▸ Instructions for the task: Extract the data exactly, missing nothing.

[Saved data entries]
________________
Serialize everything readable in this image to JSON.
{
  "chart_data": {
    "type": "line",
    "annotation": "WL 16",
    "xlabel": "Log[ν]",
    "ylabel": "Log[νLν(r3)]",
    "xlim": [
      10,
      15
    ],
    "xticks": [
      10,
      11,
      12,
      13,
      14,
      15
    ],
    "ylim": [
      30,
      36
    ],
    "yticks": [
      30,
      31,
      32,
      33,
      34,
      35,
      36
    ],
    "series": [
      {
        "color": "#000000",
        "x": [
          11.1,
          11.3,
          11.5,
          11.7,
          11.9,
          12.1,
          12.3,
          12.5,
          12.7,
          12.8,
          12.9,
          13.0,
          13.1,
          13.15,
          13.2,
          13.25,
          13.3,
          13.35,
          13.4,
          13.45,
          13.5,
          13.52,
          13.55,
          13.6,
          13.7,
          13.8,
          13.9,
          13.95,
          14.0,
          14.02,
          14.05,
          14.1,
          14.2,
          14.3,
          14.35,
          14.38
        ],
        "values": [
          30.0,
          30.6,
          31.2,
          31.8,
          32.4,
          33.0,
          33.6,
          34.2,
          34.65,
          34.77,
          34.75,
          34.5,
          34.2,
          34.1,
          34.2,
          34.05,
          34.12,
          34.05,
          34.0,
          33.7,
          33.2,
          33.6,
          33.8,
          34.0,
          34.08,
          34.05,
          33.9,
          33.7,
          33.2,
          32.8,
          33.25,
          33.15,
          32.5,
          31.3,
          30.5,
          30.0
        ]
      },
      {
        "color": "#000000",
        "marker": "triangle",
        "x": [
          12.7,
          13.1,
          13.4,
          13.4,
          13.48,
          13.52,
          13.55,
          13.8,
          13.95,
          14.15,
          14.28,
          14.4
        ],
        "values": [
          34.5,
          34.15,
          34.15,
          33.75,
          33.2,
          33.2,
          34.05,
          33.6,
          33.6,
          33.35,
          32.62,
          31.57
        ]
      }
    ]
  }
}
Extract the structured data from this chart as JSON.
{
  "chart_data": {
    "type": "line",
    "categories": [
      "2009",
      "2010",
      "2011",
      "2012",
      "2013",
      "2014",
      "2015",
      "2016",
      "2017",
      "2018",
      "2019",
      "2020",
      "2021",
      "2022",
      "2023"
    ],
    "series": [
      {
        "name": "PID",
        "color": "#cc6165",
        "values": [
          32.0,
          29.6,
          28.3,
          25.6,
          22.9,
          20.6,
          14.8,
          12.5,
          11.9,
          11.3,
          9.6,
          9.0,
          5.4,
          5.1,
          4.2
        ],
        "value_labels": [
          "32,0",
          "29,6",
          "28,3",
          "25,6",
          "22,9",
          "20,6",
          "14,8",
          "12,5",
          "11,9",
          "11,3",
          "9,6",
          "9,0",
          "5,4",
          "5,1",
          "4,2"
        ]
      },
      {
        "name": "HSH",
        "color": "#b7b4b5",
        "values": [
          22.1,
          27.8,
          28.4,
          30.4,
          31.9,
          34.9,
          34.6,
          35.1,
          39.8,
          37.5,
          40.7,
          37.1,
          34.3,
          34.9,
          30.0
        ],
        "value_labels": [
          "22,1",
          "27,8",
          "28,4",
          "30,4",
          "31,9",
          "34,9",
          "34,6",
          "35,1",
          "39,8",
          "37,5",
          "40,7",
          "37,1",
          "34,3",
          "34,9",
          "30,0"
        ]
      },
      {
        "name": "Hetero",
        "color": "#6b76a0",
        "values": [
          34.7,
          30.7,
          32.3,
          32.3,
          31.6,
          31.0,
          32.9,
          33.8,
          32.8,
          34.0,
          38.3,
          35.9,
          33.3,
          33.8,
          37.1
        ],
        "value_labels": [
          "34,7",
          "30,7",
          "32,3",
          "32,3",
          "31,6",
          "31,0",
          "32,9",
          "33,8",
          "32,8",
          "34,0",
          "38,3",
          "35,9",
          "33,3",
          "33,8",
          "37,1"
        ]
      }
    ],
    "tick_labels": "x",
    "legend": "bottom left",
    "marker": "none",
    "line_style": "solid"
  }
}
________________
▸ Reply to the task:
Serialize everything readable in this image to JSON.
{
  "chart_data": {
    "type": "line",
    "annotation": "WL 16",
    "xlabel": "Log[ν]",
    "ylabel": "Log[νLν(r3)]",
    "xlim": [
      10,
      15
    ],
    "xticks": [
      10,
      11,
      12,
      13,
      14,
      15
    ],
    "ylim": [
      30,
      36
    ],
    "yticks": [
      30,
      31,
      32,
      33,
      34,
      35,
      36
    ],
    "series": [
      {
        "color": "#000000",
        "x": [
          11.1,
          11.3,
          11.5,
          11.7,
          11.9,
          12.1,
          12.3,
          12.5,
          12.7,
          12.8,
          12.9,
          13.0,
          13.1,
          13.15,
          13.2,
          13.25,
          13.3,
          13.35,
          13.4,
          13.45,
          13.5,
          13.52,
          13.55,
          13.6,
          13.7,
          13.8,
          13.9,
          13.95,
          14.0,
          14.02,
          14.05,
          14.1,
          14.2,
          14.3,
          14.35,
          14.38
        ],
        "values": [
          30.0,
          30.6,
          31.2,
          31.8,
          32.4,
          33.0,
          33.6,
          34.2,
          34.65,
          34.77,
          34.75,
          34.5,
          34.2,
          34.1,
          34.2,
          34.05,
          34.12,
          34.05,
          34.0,
          33.7,
          33.2,
          33.6,
          33.8,
          34.0,
          34.08,
          34.05,
          33.9,
          33.7,
          33.2,
          32.8,
          33.25,
          33.15,
          32.5,
          31.3,
          30.5,
          30.0
        ]
      },
      {
        "color": "#000000",
        "marker": "triangle",
        "x": [
          12.7,
          13.1,
          13.4,
          13.4,
          13.48,
          13.52,
          13.55,
          13.8,
          13.95,
          14.15,
          14.28,
          14.4
        ],
        "values": [
          34.5,
          34.15,
          34.15,
          33.75,
          33.2,
          33.2,
          34.05,
          33.6,
          33.6,
          33.35,
          32.62,
          31.57
        ]
      }
    ]
  }
}
Extract the structured data from this chart as JSON.
{
  "chart_data": {
    "type": "line",
    "categories": [
      "2009",
      "2010",
      "2011",
      "2012",
      "2013",
      "2014",
      "2015",
      "2016",
      "2017",
      "2018",
      "2019",
      "2020",
      "2021",
      "2022",
      "2023"
    ],
    "series": [
      {
        "name": "PID",
        "color": "#cc6165",
        "values": [
          32.0,
          29.6,
          28.3,
          25.6,
          22.9,
          20.6,
          14.8,
          12.5,
          11.9,
          11.3,
          9.6,
          9.0,
          5.4,
          5.1,
          4.2
        ],
        "value_labels": [
          "32,0",
          "29,6",
          "28,3",
          "25,6",
          "22,9",
          "20,6",
          "14,8",
          "12,5",
          "11,9",
          "11,3",
          "9,6",
          "9,0",
          "5,4",
          "5,1",
          "4,2"
        ]
      },
      {
        "name": "HSH",
        "color": "#b7b4b5",
        "values": [
          22.1,
          27.8,
          28.4,
          30.4,
          31.9,
          34.9,
          34.6,
          35.1,
          39.8,
          37.5,
          40.7,
          37.1,
          34.3,
          34.9,
          30.0
        ],
        "value_labels": [
          "22,1",
          "27,8",
          "28,4",
          "30,4",
          "31,9",
          "34,9",
          "34,6",
          "35,1",
          "39,8",
          "37,5",
          "40,7",
          "37,1",
          "34,3",
          "34,9",
          "30,0"
        ]
      },
      {
        "name": "Hetero",
        "color": "#6b76a0",
        "values": [
          34.7,
          30.7,
          32.3,
          32.3,
          31.6,
          31.0,
          32.9,
          33.8,
          32.8,
          34.0,
          38.3,
          35.9,
          33.3,
          33.8,
          37.1
        ],
        "value_labels": [
          "34,7",
          "30,7",
          "32,3",
          "32,3",
          "31,6",
          "31,0",
          "32,9",
          "33,8",
          "32,8",
          "34,0",
          "38,3",
          "35,9",
          "33,3",
          "33,8",
          "37,1"
        ]
      }
    ],
    "tick_labels": "x",
    "legend": "bottom left",
    "marker": "none",
    "line_style": "solid"
  }
}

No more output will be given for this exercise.